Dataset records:
BEGIN
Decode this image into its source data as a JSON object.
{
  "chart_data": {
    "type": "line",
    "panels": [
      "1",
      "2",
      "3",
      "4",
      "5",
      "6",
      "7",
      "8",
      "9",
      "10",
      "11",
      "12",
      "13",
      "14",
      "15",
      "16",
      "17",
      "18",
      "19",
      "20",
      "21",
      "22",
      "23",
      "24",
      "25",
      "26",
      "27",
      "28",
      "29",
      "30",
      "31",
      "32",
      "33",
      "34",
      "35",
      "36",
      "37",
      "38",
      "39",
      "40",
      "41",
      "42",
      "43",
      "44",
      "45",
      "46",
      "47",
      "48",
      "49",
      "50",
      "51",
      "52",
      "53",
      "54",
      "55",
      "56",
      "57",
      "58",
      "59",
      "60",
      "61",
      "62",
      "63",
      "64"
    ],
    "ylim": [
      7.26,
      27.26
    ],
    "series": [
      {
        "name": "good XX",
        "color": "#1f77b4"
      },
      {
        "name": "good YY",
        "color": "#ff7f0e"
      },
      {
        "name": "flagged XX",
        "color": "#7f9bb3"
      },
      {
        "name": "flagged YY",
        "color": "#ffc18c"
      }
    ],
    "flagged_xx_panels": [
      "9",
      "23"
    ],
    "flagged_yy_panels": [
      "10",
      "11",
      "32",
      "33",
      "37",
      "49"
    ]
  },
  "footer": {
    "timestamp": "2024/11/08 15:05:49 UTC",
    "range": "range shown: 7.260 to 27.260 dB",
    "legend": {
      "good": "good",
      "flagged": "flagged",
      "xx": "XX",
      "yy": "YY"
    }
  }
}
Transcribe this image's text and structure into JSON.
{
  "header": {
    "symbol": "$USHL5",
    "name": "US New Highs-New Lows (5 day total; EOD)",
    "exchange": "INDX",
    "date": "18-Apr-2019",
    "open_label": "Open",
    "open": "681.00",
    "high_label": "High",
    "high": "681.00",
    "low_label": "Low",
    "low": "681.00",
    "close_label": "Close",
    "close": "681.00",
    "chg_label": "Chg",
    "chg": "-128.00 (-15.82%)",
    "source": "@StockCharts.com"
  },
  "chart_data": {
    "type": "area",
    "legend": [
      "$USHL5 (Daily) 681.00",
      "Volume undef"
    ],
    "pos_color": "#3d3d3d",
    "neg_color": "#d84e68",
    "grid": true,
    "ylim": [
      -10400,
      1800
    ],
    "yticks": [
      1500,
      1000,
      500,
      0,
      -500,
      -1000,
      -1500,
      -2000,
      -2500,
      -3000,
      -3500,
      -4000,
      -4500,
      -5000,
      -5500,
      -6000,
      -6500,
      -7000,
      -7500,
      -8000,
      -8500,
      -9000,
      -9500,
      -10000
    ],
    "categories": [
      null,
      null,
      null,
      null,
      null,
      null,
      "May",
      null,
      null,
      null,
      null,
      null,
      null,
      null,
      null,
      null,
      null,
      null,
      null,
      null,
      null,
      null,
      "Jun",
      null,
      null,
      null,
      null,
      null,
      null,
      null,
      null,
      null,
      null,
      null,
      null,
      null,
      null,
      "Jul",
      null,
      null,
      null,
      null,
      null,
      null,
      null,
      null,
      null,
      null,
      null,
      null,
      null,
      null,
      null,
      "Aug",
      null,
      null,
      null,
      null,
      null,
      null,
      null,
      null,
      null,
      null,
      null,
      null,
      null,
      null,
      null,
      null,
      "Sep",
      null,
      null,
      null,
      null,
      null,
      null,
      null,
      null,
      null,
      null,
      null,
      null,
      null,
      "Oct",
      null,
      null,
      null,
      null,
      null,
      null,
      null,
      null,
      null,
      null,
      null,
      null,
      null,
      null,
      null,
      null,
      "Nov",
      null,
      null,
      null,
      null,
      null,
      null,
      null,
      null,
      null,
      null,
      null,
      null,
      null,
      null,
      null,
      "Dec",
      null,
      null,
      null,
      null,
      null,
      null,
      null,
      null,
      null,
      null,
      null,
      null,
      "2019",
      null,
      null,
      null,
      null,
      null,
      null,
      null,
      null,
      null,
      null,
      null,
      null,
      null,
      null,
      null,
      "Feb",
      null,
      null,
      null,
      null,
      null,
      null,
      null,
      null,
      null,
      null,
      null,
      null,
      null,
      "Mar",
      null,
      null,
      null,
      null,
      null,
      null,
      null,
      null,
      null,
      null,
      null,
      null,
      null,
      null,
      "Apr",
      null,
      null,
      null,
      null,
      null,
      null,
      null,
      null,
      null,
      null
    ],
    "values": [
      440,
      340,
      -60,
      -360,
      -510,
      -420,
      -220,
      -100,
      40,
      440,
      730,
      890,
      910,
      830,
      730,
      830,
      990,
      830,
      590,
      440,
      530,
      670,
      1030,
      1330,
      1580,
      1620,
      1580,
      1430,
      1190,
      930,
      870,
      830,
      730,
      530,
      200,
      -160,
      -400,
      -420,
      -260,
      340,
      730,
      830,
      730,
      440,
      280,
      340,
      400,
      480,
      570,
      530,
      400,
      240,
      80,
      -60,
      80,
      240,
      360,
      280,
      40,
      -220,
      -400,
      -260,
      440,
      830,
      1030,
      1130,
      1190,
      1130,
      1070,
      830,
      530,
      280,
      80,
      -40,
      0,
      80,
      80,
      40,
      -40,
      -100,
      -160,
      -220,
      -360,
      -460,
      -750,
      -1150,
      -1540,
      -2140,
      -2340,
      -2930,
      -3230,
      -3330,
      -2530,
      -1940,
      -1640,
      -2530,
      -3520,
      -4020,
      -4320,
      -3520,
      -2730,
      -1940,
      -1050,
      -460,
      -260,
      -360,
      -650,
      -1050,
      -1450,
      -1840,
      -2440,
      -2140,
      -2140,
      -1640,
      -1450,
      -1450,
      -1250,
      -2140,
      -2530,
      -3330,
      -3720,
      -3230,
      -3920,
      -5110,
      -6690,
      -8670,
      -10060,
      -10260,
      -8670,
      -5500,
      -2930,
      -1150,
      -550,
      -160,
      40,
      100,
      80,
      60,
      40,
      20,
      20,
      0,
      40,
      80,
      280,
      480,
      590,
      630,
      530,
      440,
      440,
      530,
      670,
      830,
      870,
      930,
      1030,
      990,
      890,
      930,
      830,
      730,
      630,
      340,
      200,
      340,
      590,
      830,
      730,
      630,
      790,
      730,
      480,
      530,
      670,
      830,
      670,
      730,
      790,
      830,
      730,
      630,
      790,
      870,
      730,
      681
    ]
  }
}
END
# Requirements
Using the listing above, locate the lines that hold "this" and copy each one.

# Answer to the problem
Decode this image into its source data as a JSON object.
Transcribe this image's text and structure into JSON.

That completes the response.